### Extracted material

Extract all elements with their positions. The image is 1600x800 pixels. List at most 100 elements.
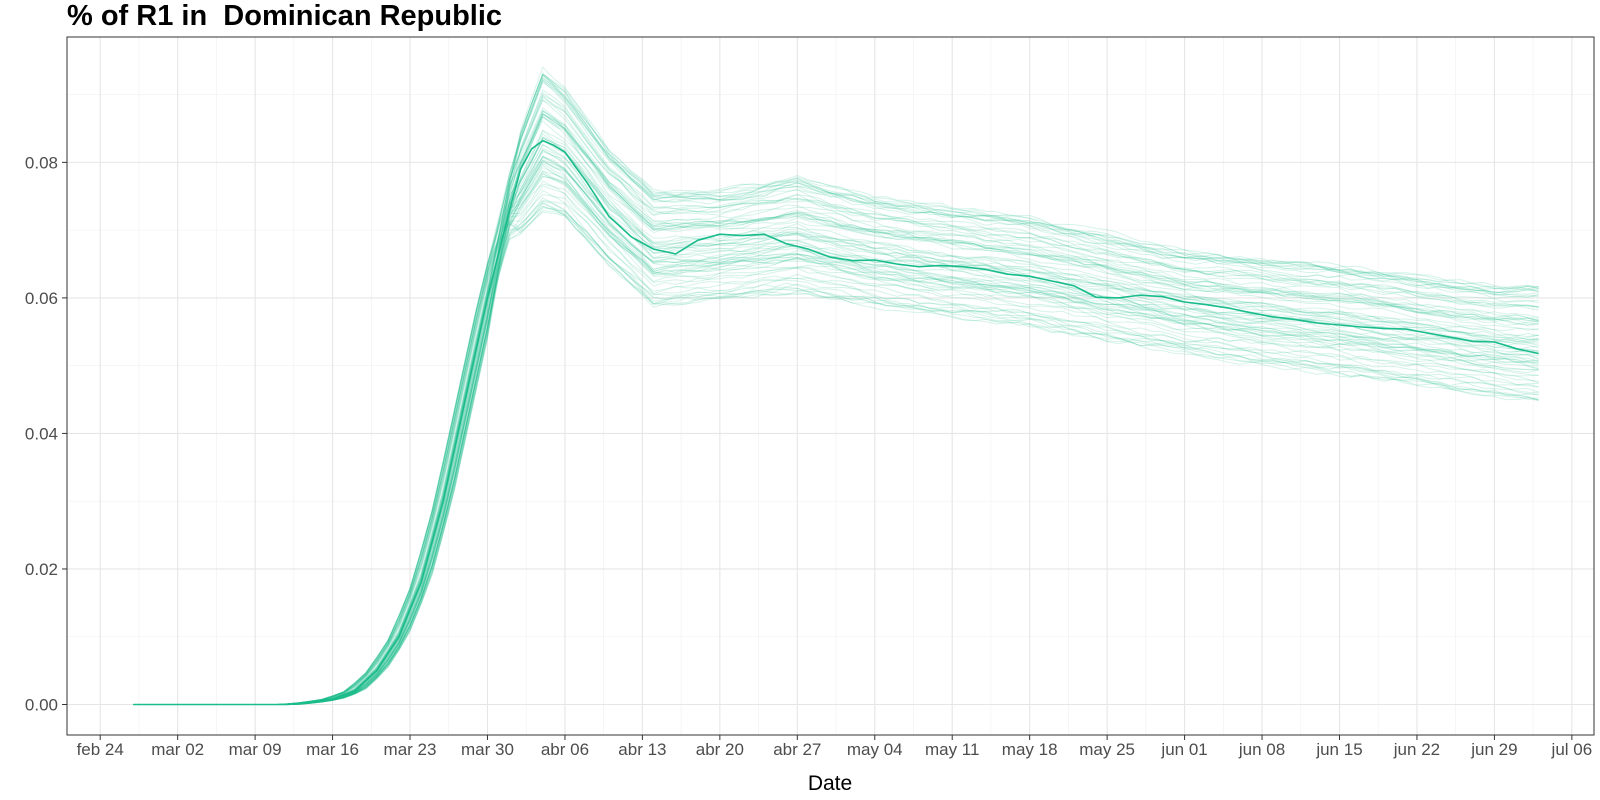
ensemble-run-line	[133, 200, 1539, 705]
ensemble-run-line	[133, 94, 1539, 705]
x-tick-label: jun 22	[1393, 740, 1440, 759]
ensemble-run-line	[133, 73, 1539, 705]
ensemble-run-line	[133, 205, 1539, 705]
x-tick-label: jun 29	[1470, 740, 1517, 759]
ensemble-run-line	[133, 137, 1539, 705]
y-tick-label: 0.00	[25, 696, 58, 715]
ensemble-run-line	[133, 113, 1539, 705]
ensemble-run-line	[133, 183, 1539, 705]
ensemble-run-line	[133, 115, 1539, 705]
chart-title: % of R1 in Dominican Republic	[67, 0, 503, 32]
y-tick-label: 0.08	[25, 153, 58, 172]
ensemble-run-line	[133, 76, 1539, 705]
x-tick-label: jul 06	[1551, 740, 1593, 759]
grid-lines	[67, 37, 1594, 735]
ensemble-run-line	[133, 137, 1539, 705]
ensemble-run-line	[133, 112, 1539, 705]
x-tick-label: mar 23	[384, 740, 437, 759]
ensemble-run-line	[133, 149, 1539, 705]
x-tick-label: may 25	[1079, 740, 1135, 759]
ensemble-run-line	[133, 175, 1539, 705]
ensemble-run-line	[133, 193, 1539, 705]
ensemble-run-line	[133, 207, 1539, 705]
ensemble-run-line	[133, 210, 1539, 705]
ensemble-run-line	[133, 66, 1539, 705]
ensemble-run-line	[133, 129, 1539, 705]
ensemble-run-line	[133, 159, 1539, 705]
median-series-line	[133, 139, 1539, 706]
ensemble-run-line	[133, 201, 1539, 705]
ensemble-run-line	[133, 94, 1539, 705]
ensemble-run-line	[133, 143, 1539, 705]
ensemble-run-line	[133, 109, 1539, 705]
x-tick-label: abr 06	[541, 740, 589, 759]
ensemble-run-line	[133, 173, 1539, 705]
x-tick-label: mar 16	[306, 740, 359, 759]
ensemble-run-line	[133, 113, 1539, 705]
ensemble-run-line	[133, 81, 1539, 705]
plot-border	[66, 36, 1595, 736]
ensemble-run-line	[133, 139, 1539, 705]
ensemble-run-line	[133, 199, 1539, 705]
ensemble-run-line	[133, 115, 1539, 705]
x-tick-label: may 04	[847, 740, 903, 759]
x-axis-title: Date	[808, 772, 852, 795]
ensemble-run-line	[133, 132, 1539, 705]
x-tick-label: jun 15	[1315, 740, 1362, 759]
x-tick-label: feb 24	[77, 740, 124, 759]
ensemble-run-line	[133, 80, 1539, 705]
ensemble-run-line	[133, 89, 1539, 705]
ensemble-run-line	[133, 136, 1539, 705]
ensemble-run-line	[133, 110, 1539, 705]
ensemble-run-line	[133, 130, 1539, 705]
ensemble-run-line	[133, 110, 1539, 705]
ensemble-run-line	[133, 77, 1539, 705]
ensemble-run-line	[133, 149, 1539, 705]
x-tick-label: mar 09	[229, 740, 282, 759]
ensemble-run-line	[133, 74, 1539, 705]
ensemble-run-line	[133, 120, 1539, 705]
ensemble-run-line	[133, 99, 1539, 705]
ensemble-run-line	[133, 74, 1539, 705]
ensemble-run-line	[133, 164, 1539, 705]
ensemble-run-line	[133, 170, 1539, 705]
ensemble-run-line	[133, 138, 1539, 705]
ensemble-run-line	[133, 205, 1539, 705]
x-tick-label: mar 02	[151, 740, 204, 759]
y-tick-label: 0.02	[25, 560, 58, 579]
ensemble-run-line	[133, 135, 1539, 705]
ensemble-run-line	[133, 176, 1539, 705]
ensemble-run-line	[133, 107, 1539, 705]
ensemble-run-line	[133, 161, 1539, 705]
ensemble-run-line	[133, 162, 1539, 705]
ensemble-run-line	[133, 79, 1539, 705]
ensemble-run-line	[133, 172, 1539, 705]
x-tick-label: may 11	[925, 740, 980, 759]
ensemble-run-line	[133, 73, 1539, 705]
y-tick-label: 0.06	[25, 289, 58, 308]
ensemble-run-line	[133, 180, 1539, 705]
ensemble-run-line	[133, 211, 1539, 705]
x-tick-label: abr 27	[773, 740, 821, 759]
ensemble-run-line	[133, 189, 1539, 705]
ensemble-run-line	[133, 166, 1539, 705]
ensemble-run-line	[133, 197, 1539, 705]
x-tick-label: mar 30	[461, 740, 514, 759]
ensemble-run-line	[133, 185, 1539, 705]
ensemble-run-line	[133, 99, 1539, 705]
x-tick-label: abr 20	[696, 740, 744, 759]
y-tick-label: 0.04	[25, 424, 58, 443]
ensemble-run-line	[133, 144, 1539, 705]
x-tick-label: jun 01	[1160, 740, 1207, 759]
ensemble-run-line	[133, 113, 1539, 705]
ensemble-run-line	[133, 113, 1539, 705]
ensemble-run-line	[133, 96, 1539, 705]
x-tick-label: abr 13	[618, 740, 666, 759]
ensemble-run-line	[133, 116, 1539, 705]
x-tick-label: jun 08	[1238, 740, 1285, 759]
ensemble-run-line	[133, 78, 1539, 705]
ensemble-run-line	[133, 156, 1539, 705]
ensemble-run-line	[133, 170, 1539, 705]
axes: feb 24 mar 02 mar 09 mar 16 mar 23 mar 30 abr …	[25, 153, 1592, 759]
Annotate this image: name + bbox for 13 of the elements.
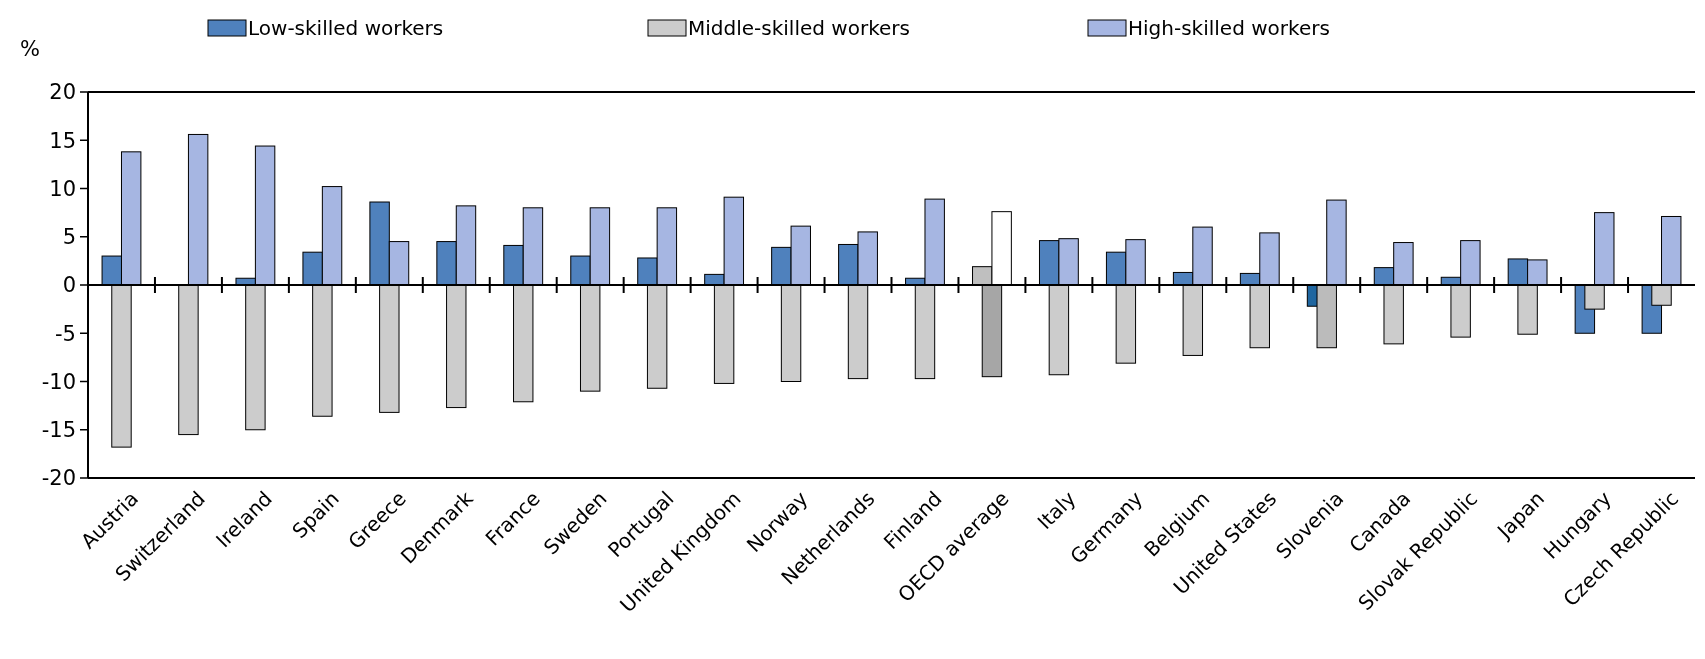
- y-axis-title: %: [20, 37, 40, 61]
- y-tick-label: -10: [41, 369, 76, 394]
- y-tick-label: 15: [49, 128, 76, 153]
- y-tick-label: -15: [41, 418, 76, 443]
- y-tick-label: 10: [49, 176, 76, 201]
- y-tick-label: 0: [62, 273, 76, 298]
- y-tick-label: -5: [55, 321, 76, 346]
- y-tick-label: 20: [49, 80, 76, 105]
- y-tick-label: -20: [41, 466, 76, 491]
- legend-label: High-skilled workers: [1128, 16, 1330, 40]
- y-tick-label: 5: [62, 225, 76, 250]
- legend-label: Low-skilled workers: [248, 16, 444, 40]
- legend-label: Middle-skilled workers: [688, 16, 910, 40]
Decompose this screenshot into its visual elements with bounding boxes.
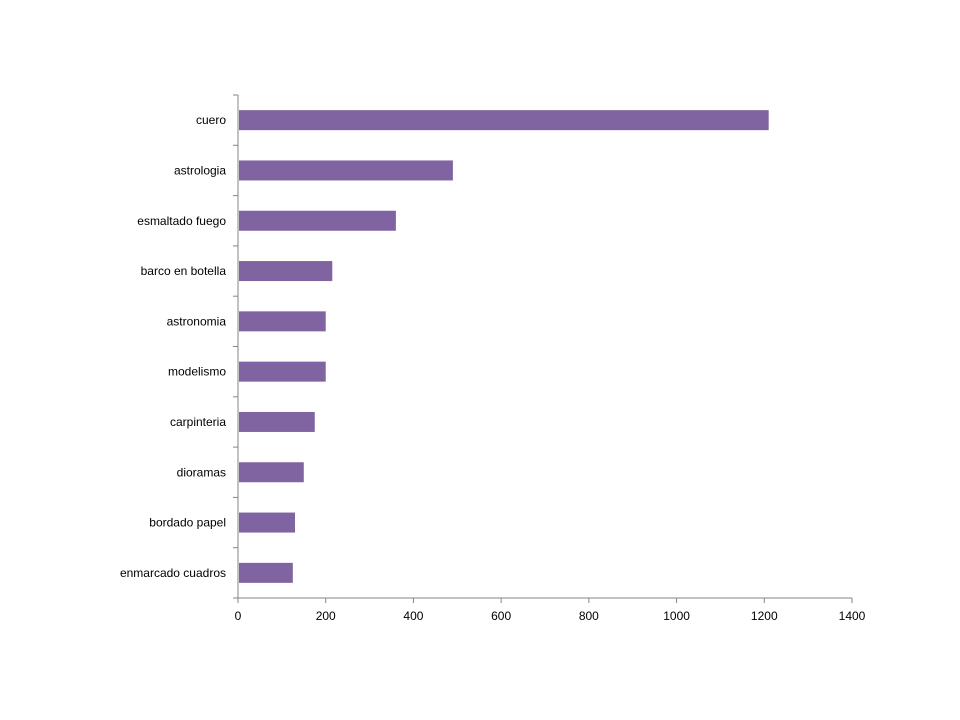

### Required task
Copy out the rows verbatim, from the line containing "- y-axis-title: %: [20, 37, 40, 61]" through the line containing "- y-tick-label: 5: [62, 225, 76, 250]", including both of those lines.

### Full response
- y-axis-title: %: [20, 37, 40, 61]
- y-tick-label: -10: [41, 369, 76, 394]
- y-tick-label: 15: [49, 128, 76, 153]
- y-tick-label: -15: [41, 418, 76, 443]
- y-tick-label: 10: [49, 176, 76, 201]
- y-tick-label: 0: [62, 273, 76, 298]
- y-tick-label: -5: [55, 321, 76, 346]
- y-tick-label: 20: [49, 80, 76, 105]
- y-tick-label: -20: [41, 466, 76, 491]
- legend-label: High-skilled workers: [1128, 16, 1330, 40]
- y-tick-label: 5: [62, 225, 76, 250]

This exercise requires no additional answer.